§ **DATA RECORDS**:

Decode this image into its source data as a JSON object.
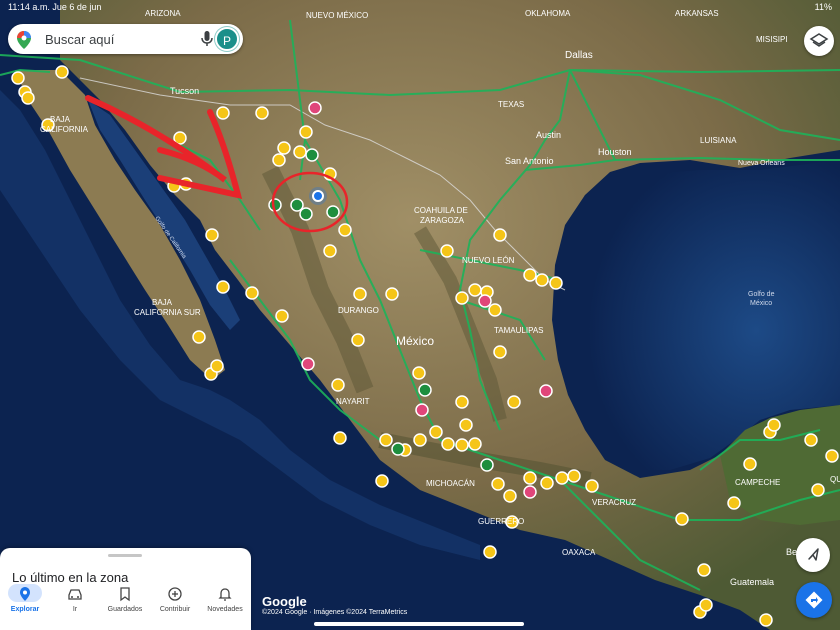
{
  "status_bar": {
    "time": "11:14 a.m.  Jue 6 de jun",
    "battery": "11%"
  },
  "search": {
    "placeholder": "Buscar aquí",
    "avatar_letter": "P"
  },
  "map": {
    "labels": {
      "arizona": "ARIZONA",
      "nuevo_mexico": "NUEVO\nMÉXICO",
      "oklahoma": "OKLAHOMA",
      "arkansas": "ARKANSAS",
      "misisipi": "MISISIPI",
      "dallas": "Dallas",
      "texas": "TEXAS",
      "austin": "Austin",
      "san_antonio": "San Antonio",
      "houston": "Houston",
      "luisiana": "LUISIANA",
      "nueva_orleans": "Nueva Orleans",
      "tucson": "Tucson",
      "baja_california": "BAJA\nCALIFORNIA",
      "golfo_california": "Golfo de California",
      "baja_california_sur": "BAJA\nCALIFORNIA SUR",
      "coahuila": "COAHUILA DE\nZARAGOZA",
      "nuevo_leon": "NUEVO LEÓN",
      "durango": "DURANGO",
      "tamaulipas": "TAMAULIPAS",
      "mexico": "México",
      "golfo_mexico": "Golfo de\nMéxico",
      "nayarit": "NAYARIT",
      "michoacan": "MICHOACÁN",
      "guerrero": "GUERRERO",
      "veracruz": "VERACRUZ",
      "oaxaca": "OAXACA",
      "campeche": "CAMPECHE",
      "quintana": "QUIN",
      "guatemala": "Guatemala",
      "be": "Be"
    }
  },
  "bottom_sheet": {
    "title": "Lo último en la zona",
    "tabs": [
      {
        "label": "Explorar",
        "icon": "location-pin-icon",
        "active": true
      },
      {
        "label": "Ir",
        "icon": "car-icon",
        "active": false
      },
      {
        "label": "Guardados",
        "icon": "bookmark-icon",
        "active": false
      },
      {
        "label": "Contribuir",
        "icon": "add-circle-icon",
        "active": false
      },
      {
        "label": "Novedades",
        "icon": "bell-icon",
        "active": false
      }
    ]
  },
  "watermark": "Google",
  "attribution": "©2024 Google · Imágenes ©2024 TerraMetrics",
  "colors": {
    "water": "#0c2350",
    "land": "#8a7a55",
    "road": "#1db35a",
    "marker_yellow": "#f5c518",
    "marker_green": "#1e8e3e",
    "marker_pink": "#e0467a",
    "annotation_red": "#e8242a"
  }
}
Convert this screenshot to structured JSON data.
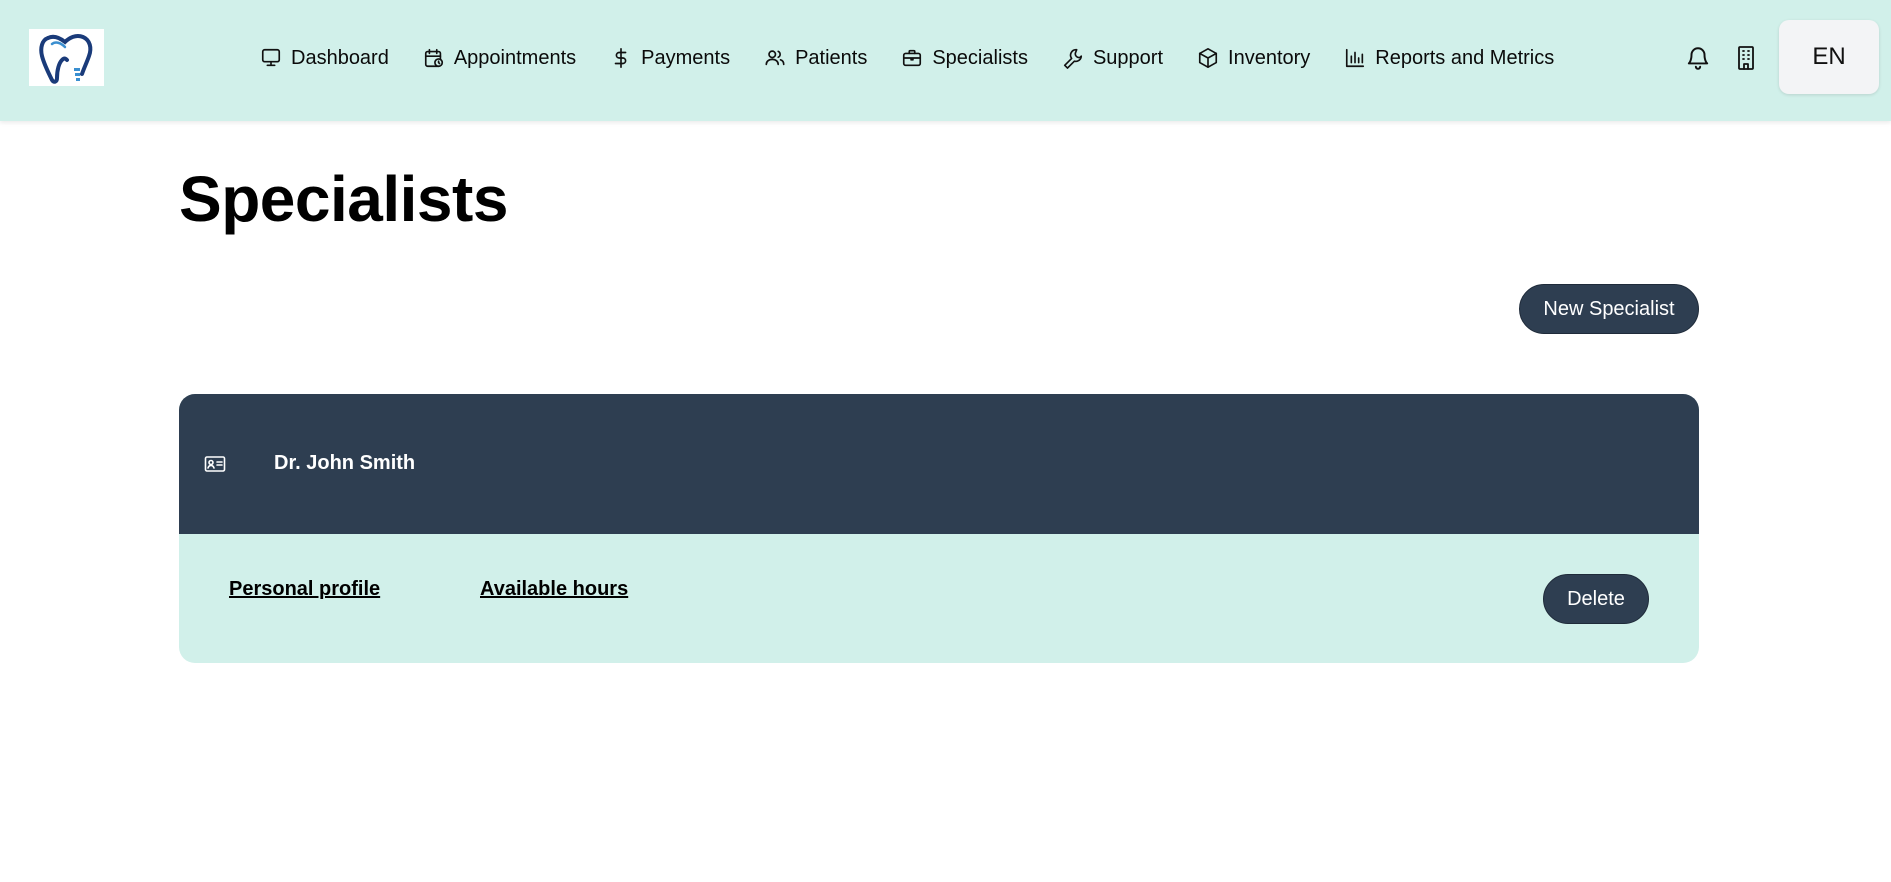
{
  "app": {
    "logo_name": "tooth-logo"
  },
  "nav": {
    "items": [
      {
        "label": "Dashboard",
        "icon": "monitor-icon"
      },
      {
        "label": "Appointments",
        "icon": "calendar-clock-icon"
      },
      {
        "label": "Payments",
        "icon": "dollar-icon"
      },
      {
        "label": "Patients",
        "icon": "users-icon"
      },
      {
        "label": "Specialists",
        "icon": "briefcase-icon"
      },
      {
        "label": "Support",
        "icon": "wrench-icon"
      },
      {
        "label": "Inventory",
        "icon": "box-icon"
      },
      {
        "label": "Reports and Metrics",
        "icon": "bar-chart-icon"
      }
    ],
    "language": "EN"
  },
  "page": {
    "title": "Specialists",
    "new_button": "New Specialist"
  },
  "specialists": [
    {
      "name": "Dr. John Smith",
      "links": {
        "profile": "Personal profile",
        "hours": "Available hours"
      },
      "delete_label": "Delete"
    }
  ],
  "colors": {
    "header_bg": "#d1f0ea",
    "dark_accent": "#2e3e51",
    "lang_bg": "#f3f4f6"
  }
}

§ **DESCRIPTION OF THE TASK**:
Exactly as given, set down each line of the material, but include no pictures.

§ **RESULT OF THE TASK**:
Decode this image into its source data as a JSON object.
{
  "status_bar": {
    "time": "11:14 a.m.  Jue 6 de jun",
    "battery": "11%"
  },
  "search": {
    "placeholder": "Buscar aquí",
    "avatar_letter": "P"
  },
  "map": {
    "labels": {
      "arizona": "ARIZONA",
      "nuevo_mexico": "NUEVO\nMÉXICO",
      "oklahoma": "OKLAHOMA",
      "arkansas": "ARKANSAS",
      "misisipi": "MISISIPI",
      "dallas": "Dallas",
      "texas": "TEXAS",
      "austin": "Austin",
      "san_antonio": "San Antonio",
      "houston": "Houston",
      "luisiana": "LUISIANA",
      "nueva_orleans": "Nueva Orleans",
      "tucson": "Tucson",
      "baja_california": "BAJA\nCALIFORNIA",
      "golfo_california": "Golfo de California",
      "baja_california_sur": "BAJA\nCALIFORNIA SUR",
      "coahuila": "COAHUILA DE\nZARAGOZA",
      "nuevo_leon": "NUEVO LEÓN",
      "durango": "DURANGO",
      "tamaulipas": "TAMAULIPAS",
      "mexico": "México",
      "golfo_mexico": "Golfo de\nMéxico",
      "nayarit": "NAYARIT",
      "michoacan": "MICHOACÁN",
      "guerrero": "GUERRERO",
      "veracruz": "VERACRUZ",
      "oaxaca": "OAXACA",
      "campeche": "CAMPECHE",
      "quintana": "QUIN",
      "guatemala": "Guatemala",
      "be": "Be"
    }
  },
  "bottom_sheet": {
    "title": "Lo último en la zona",
    "tabs": [
      {
        "label": "Explorar",
        "icon": "location-pin-icon",
        "active": true
      },
      {
        "label": "Ir",
        "icon": "car-icon",
        "active": false
      },
      {
        "label": "Guardados",
        "icon": "bookmark-icon",
        "active": false
      },
      {
        "label": "Contribuir",
        "icon": "add-circle-icon",
        "active": false
      },
      {
        "label": "Novedades",
        "icon": "bell-icon",
        "active": false
      }
    ]
  },
  "watermark": "Google",
  "attribution": "©2024 Google · Imágenes ©2024 TerraMetrics",
  "colors": {
    "water": "#0c2350",
    "land": "#8a7a55",
    "road": "#1db35a",
    "marker_yellow": "#f5c518",
    "marker_green": "#1e8e3e",
    "marker_pink": "#e0467a",
    "annotation_red": "#e8242a"
  }
}
Convert this screenshot to structured JSON data.
{
  "app": {
    "logo_name": "tooth-logo"
  },
  "nav": {
    "items": [
      {
        "label": "Dashboard",
        "icon": "monitor-icon"
      },
      {
        "label": "Appointments",
        "icon": "calendar-clock-icon"
      },
      {
        "label": "Payments",
        "icon": "dollar-icon"
      },
      {
        "label": "Patients",
        "icon": "users-icon"
      },
      {
        "label": "Specialists",
        "icon": "briefcase-icon"
      },
      {
        "label": "Support",
        "icon": "wrench-icon"
      },
      {
        "label": "Inventory",
        "icon": "box-icon"
      },
      {
        "label": "Reports and Metrics",
        "icon": "bar-chart-icon"
      }
    ],
    "language": "EN"
  },
  "page": {
    "title": "Specialists",
    "new_button": "New Specialist"
  },
  "specialists": [
    {
      "name": "Dr. John Smith",
      "links": {
        "profile": "Personal profile",
        "hours": "Available hours"
      },
      "delete_label": "Delete"
    }
  ],
  "colors": {
    "header_bg": "#d1f0ea",
    "dark_accent": "#2e3e51",
    "lang_bg": "#f3f4f6"
  }
}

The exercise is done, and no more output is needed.